**WORKING DATA**:
==================================================
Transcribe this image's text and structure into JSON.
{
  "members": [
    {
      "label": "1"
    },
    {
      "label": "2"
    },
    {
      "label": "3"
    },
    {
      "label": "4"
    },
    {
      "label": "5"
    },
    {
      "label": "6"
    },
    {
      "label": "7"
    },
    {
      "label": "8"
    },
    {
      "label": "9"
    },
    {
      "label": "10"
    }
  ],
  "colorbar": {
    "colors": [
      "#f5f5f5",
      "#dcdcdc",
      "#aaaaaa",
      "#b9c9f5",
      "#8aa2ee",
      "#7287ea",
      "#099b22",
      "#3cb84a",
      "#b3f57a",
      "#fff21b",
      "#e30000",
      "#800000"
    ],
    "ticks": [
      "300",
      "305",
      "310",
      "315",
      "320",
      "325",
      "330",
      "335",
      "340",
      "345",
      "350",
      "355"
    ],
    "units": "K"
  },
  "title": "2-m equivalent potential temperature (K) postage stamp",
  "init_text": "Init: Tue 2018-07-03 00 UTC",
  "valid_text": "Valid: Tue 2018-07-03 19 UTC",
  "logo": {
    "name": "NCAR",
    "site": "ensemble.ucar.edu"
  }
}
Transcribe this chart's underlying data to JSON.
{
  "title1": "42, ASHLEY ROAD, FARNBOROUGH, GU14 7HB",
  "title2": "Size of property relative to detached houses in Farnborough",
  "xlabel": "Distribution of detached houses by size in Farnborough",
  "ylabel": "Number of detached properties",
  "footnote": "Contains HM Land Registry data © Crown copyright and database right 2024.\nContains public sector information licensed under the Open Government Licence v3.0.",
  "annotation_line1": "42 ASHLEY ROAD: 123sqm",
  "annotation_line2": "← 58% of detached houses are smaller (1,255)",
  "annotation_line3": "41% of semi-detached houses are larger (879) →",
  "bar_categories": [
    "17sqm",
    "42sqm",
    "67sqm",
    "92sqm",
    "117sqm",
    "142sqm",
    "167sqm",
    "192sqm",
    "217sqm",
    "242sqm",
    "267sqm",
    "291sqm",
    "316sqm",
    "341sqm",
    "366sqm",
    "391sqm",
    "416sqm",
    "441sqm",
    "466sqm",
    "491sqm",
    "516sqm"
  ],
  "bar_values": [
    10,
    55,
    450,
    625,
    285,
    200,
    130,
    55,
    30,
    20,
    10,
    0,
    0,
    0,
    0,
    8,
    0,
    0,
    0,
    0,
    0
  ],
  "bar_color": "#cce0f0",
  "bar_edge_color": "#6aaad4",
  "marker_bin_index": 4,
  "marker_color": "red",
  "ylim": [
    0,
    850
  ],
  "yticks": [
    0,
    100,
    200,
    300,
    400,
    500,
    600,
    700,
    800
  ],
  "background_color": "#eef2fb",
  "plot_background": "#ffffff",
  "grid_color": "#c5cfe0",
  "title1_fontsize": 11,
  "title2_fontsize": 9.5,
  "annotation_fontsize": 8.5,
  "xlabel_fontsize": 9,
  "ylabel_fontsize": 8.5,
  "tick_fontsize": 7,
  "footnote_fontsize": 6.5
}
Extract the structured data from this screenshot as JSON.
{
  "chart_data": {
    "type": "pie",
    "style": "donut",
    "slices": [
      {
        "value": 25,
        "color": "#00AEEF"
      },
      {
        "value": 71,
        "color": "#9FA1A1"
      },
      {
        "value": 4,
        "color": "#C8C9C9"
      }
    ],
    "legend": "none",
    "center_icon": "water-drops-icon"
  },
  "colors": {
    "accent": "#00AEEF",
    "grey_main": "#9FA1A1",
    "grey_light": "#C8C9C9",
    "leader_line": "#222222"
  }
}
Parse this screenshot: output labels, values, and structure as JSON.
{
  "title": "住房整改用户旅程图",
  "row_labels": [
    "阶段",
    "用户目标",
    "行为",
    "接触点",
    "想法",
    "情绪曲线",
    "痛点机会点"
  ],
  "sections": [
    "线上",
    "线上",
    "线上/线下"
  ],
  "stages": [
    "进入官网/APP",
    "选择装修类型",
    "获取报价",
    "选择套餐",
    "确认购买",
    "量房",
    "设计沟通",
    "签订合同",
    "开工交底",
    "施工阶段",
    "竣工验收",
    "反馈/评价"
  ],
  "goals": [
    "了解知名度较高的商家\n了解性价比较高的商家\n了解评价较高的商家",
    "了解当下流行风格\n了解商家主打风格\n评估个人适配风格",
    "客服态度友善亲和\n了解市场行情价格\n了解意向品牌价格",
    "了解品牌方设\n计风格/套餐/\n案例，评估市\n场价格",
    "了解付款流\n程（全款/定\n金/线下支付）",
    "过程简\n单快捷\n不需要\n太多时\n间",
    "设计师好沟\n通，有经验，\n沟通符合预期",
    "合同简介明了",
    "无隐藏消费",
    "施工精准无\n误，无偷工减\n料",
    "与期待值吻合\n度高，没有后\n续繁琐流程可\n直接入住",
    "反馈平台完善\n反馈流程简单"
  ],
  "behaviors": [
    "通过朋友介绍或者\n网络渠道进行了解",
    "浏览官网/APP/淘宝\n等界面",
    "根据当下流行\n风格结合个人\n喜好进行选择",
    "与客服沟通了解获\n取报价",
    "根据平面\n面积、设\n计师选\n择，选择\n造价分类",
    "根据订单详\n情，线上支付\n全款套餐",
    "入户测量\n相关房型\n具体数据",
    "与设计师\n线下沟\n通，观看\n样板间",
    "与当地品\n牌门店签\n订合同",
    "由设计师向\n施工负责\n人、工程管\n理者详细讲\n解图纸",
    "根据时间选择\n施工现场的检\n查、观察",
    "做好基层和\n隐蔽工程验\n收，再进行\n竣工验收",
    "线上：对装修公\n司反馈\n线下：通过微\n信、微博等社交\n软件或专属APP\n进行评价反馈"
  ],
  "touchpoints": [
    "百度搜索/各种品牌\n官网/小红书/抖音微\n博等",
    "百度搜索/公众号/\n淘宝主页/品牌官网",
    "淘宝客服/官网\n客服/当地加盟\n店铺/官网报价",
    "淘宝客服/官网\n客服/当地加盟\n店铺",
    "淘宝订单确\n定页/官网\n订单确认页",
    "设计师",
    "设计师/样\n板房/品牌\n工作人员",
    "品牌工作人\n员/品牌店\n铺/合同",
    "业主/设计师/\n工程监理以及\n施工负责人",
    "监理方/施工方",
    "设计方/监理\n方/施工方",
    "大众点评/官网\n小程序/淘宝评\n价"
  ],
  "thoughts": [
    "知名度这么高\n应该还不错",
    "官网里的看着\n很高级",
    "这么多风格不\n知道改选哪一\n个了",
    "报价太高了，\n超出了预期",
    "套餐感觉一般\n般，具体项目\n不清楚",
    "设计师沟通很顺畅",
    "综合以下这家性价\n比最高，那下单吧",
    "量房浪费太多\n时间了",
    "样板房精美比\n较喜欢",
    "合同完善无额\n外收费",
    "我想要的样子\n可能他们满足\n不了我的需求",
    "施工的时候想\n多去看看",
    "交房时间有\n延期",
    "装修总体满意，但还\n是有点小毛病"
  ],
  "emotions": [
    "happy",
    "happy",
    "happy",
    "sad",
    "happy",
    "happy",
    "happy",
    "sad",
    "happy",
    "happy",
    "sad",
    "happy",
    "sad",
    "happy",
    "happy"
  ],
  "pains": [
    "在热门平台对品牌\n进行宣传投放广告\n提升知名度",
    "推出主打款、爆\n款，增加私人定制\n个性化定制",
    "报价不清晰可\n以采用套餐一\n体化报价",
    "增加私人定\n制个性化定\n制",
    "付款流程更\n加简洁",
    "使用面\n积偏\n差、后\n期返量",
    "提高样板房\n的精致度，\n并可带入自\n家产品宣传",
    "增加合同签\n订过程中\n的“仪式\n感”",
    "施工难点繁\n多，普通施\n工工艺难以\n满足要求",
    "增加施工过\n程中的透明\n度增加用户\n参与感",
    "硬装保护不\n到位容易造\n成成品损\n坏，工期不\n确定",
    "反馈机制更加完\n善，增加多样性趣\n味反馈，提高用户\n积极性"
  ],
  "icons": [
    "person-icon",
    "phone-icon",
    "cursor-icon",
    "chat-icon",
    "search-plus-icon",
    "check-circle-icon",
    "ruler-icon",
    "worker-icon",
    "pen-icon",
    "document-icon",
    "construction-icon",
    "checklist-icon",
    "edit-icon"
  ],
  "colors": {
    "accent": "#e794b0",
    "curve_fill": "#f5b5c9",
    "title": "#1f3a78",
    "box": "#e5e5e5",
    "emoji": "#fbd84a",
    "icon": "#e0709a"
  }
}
==================================================
**TASK REQUIREMENTS**:
Extract, from the material above, each line holding the word "Transcribe".

**RESULT BELOW**:
Transcribe this image's text and structure into JSON.
Transcribe this chart's underlying data to JSON.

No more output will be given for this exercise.